[Excerpts from a figure dataset]
--- start ---

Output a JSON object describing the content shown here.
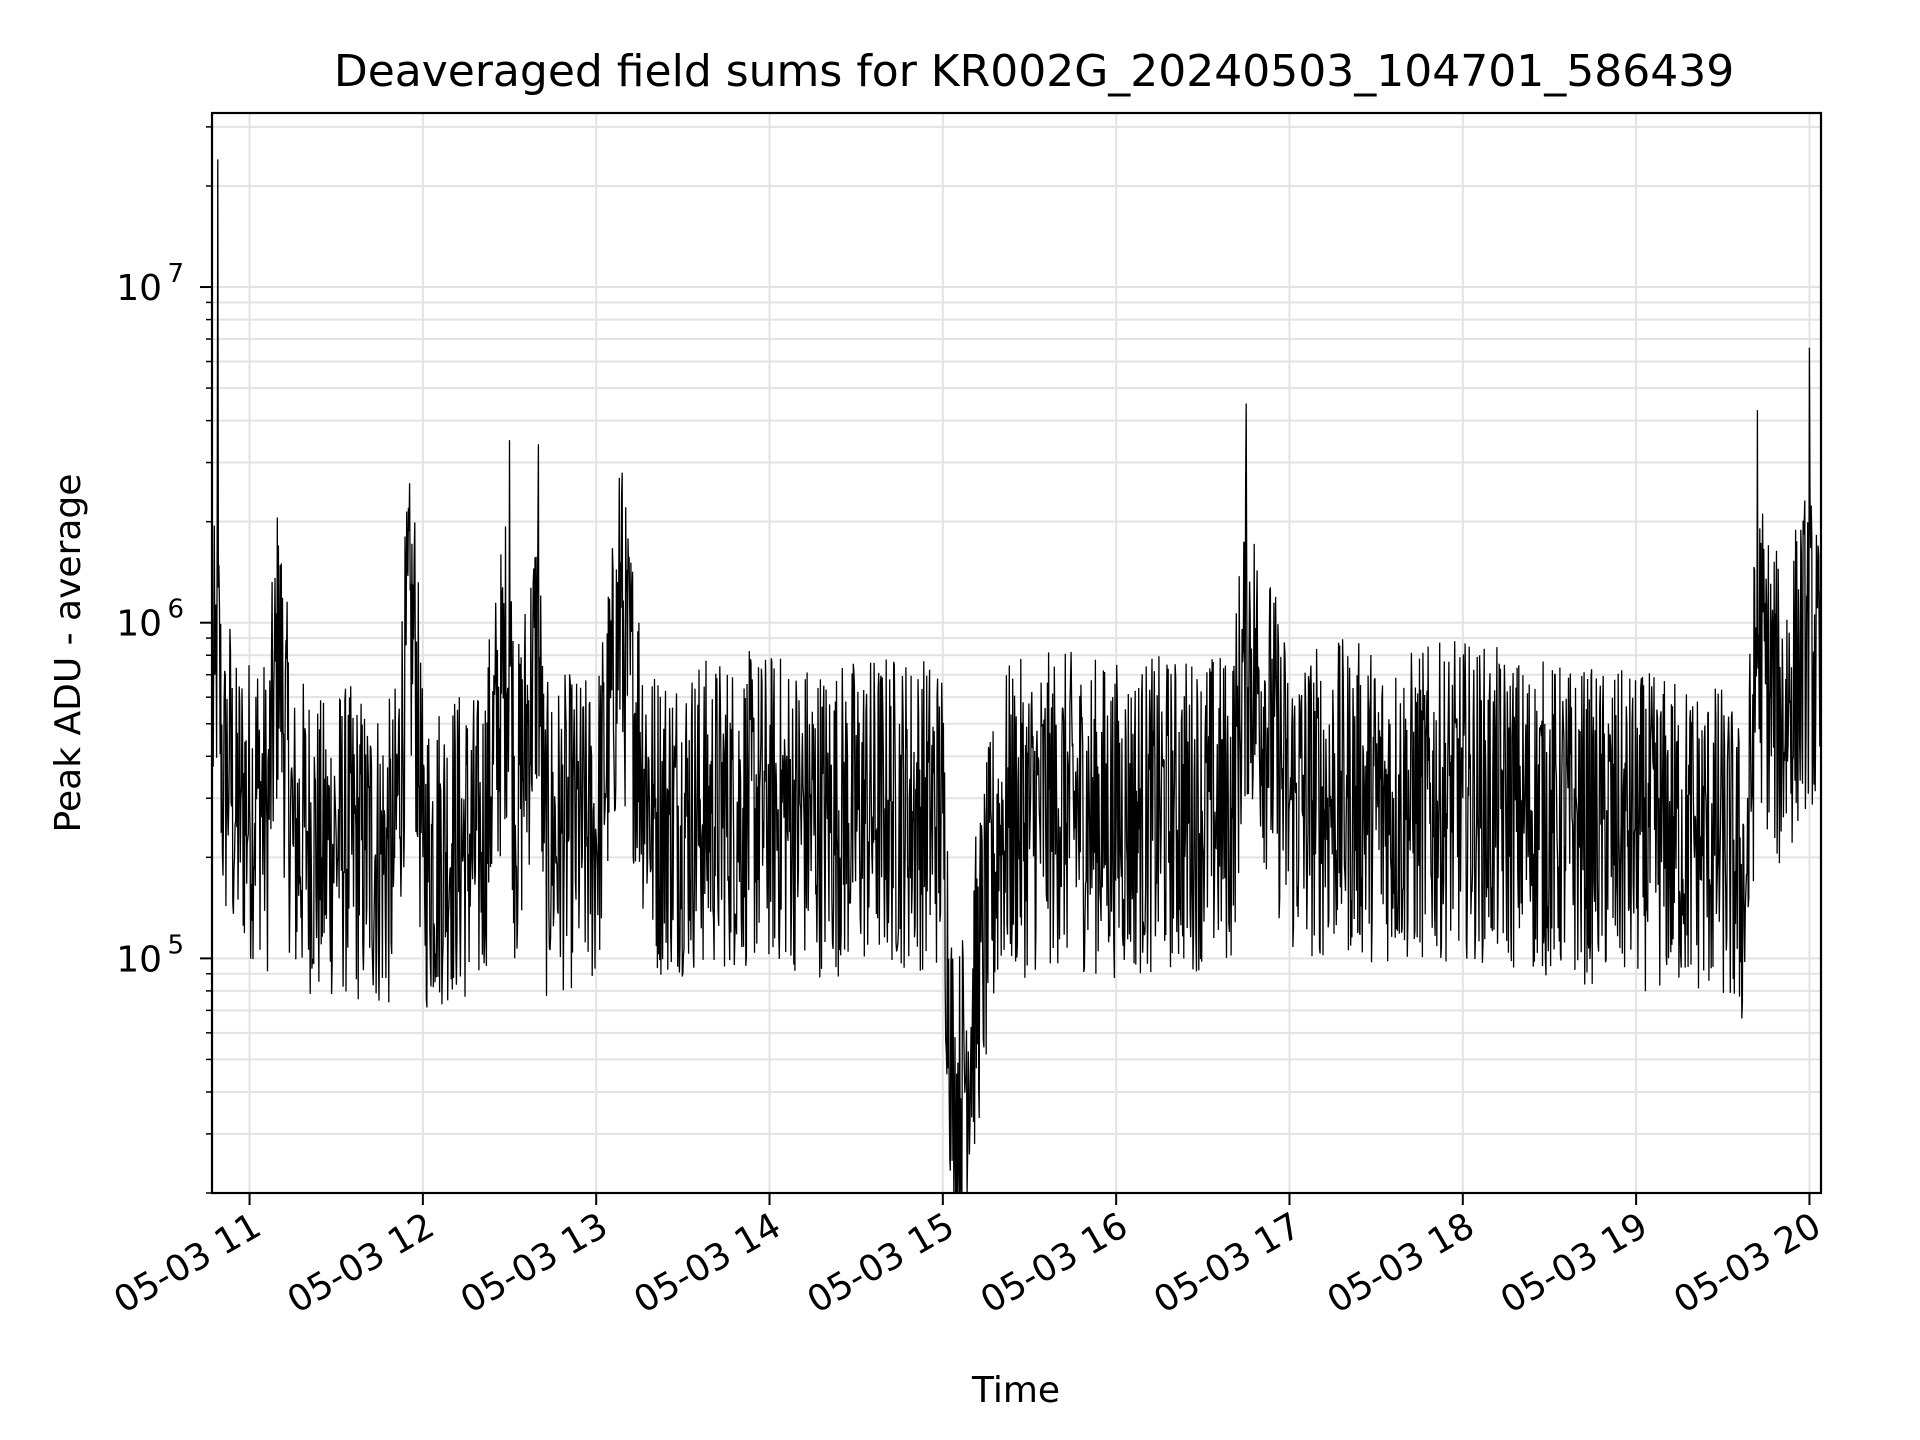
{
  "chart_data": {
    "type": "line",
    "title": "Deaveraged field sums for KR002G_20240503_104701_586439",
    "xlabel": "Time",
    "ylabel": "Peak ADU - average",
    "yscale": "log",
    "ylim": [
      20000,
      33000000
    ],
    "xlim": [
      "2024-05-03 10:47",
      "2024-05-03 20:04"
    ],
    "grid": true,
    "line_color": "#000000",
    "grid_color": "#e3e3e3",
    "x_ticks": [
      {
        "value": "2024-05-03 11:00",
        "label": "05-03 11"
      },
      {
        "value": "2024-05-03 12:00",
        "label": "05-03 12"
      },
      {
        "value": "2024-05-03 13:00",
        "label": "05-03 13"
      },
      {
        "value": "2024-05-03 14:00",
        "label": "05-03 14"
      },
      {
        "value": "2024-05-03 15:00",
        "label": "05-03 15"
      },
      {
        "value": "2024-05-03 16:00",
        "label": "05-03 16"
      },
      {
        "value": "2024-05-03 17:00",
        "label": "05-03 17"
      },
      {
        "value": "2024-05-03 18:00",
        "label": "05-03 18"
      },
      {
        "value": "2024-05-03 19:00",
        "label": "05-03 19"
      },
      {
        "value": "2024-05-03 20:00",
        "label": "05-03 20"
      }
    ],
    "y_ticks": [
      {
        "value": 100000,
        "base": "10",
        "exp": "5"
      },
      {
        "value": 1000000,
        "base": "10",
        "exp": "6"
      },
      {
        "value": 10000000,
        "base": "10",
        "exp": "7"
      }
    ],
    "series": [
      {
        "x": [
          "2024-05-03 10:47",
          "2024-05-03 10:48",
          "2024-05-03 10:49",
          "2024-05-03 10:51",
          "2024-05-03 10:53",
          "2024-05-03 10:55",
          "2024-05-03 10:57",
          "2024-05-03 11:00",
          "2024-05-03 11:03",
          "2024-05-03 11:06",
          "2024-05-03 11:10",
          "2024-05-03 11:15",
          "2024-05-03 11:20",
          "2024-05-03 11:25",
          "2024-05-03 11:30",
          "2024-05-03 11:40",
          "2024-05-03 11:50",
          "2024-05-03 11:55",
          "2024-05-03 11:57",
          "2024-05-03 12:00",
          "2024-05-03 12:10",
          "2024-05-03 12:20",
          "2024-05-03 12:30",
          "2024-05-03 12:32",
          "2024-05-03 12:40",
          "2024-05-03 12:42",
          "2024-05-03 12:50",
          "2024-05-03 13:00",
          "2024-05-03 13:08",
          "2024-05-03 13:09",
          "2024-05-03 13:20",
          "2024-05-03 13:40",
          "2024-05-03 14:00",
          "2024-05-03 14:20",
          "2024-05-03 14:40",
          "2024-05-03 15:00",
          "2024-05-03 15:04",
          "2024-05-03 15:20",
          "2024-05-03 15:40",
          "2024-05-03 16:00",
          "2024-05-03 16:20",
          "2024-05-03 16:40",
          "2024-05-03 16:45",
          "2024-05-03 17:00",
          "2024-05-03 17:20",
          "2024-05-03 17:40",
          "2024-05-03 18:00",
          "2024-05-03 18:20",
          "2024-05-03 18:40",
          "2024-05-03 19:00",
          "2024-05-03 19:20",
          "2024-05-03 19:30",
          "2024-05-03 19:38",
          "2024-05-03 19:42",
          "2024-05-03 19:50",
          "2024-05-03 20:00",
          "2024-05-03 20:04"
        ],
        "y": [
          500000,
          700000,
          24000000,
          300000,
          400000,
          250000,
          300000,
          280000,
          320000,
          250000,
          1700000,
          220000,
          240000,
          200000,
          230000,
          210000,
          200000,
          2200000,
          1600000,
          200000,
          220000,
          210000,
          3500000,
          250000,
          3400000,
          220000,
          240000,
          230000,
          2700000,
          2800000,
          260000,
          270000,
          280000,
          260000,
          280000,
          270000,
          30000,
          250000,
          280000,
          260000,
          270000,
          280000,
          4500000,
          290000,
          300000,
          280000,
          300000,
          270000,
          250000,
          240000,
          230000,
          220000,
          160000,
          4300000,
          500000,
          6600000,
          550000
        ]
      }
    ]
  }
}
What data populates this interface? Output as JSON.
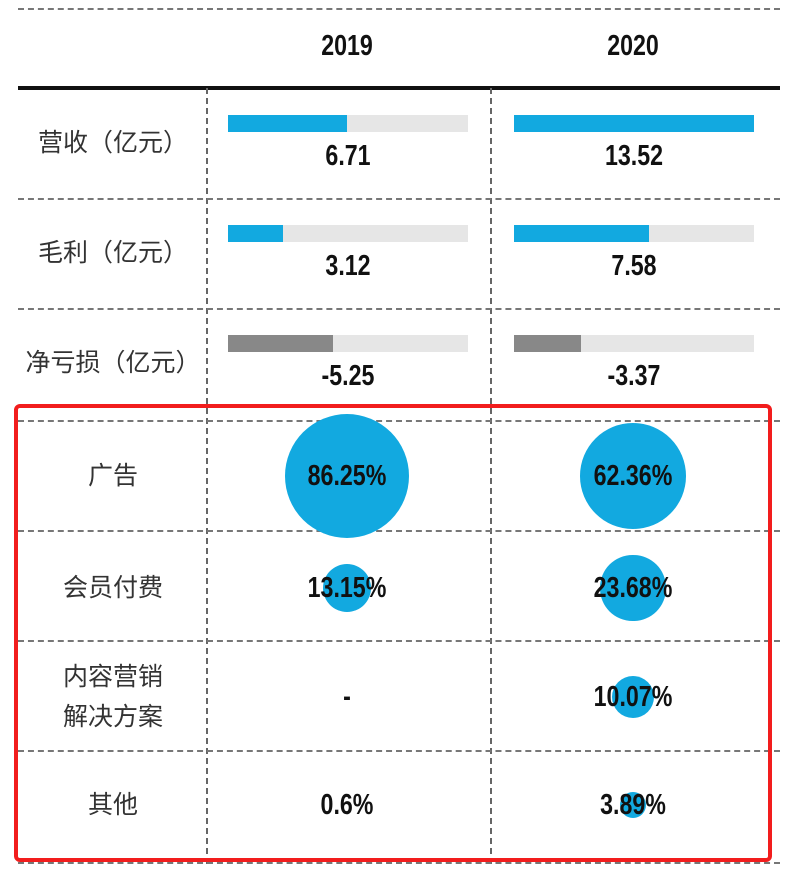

--- end ---

PROBLEM STATEMENT. Work out how many lines in the records above contain the word "Output", and give only that number.

RESULT OF THIS EXERCISE. 2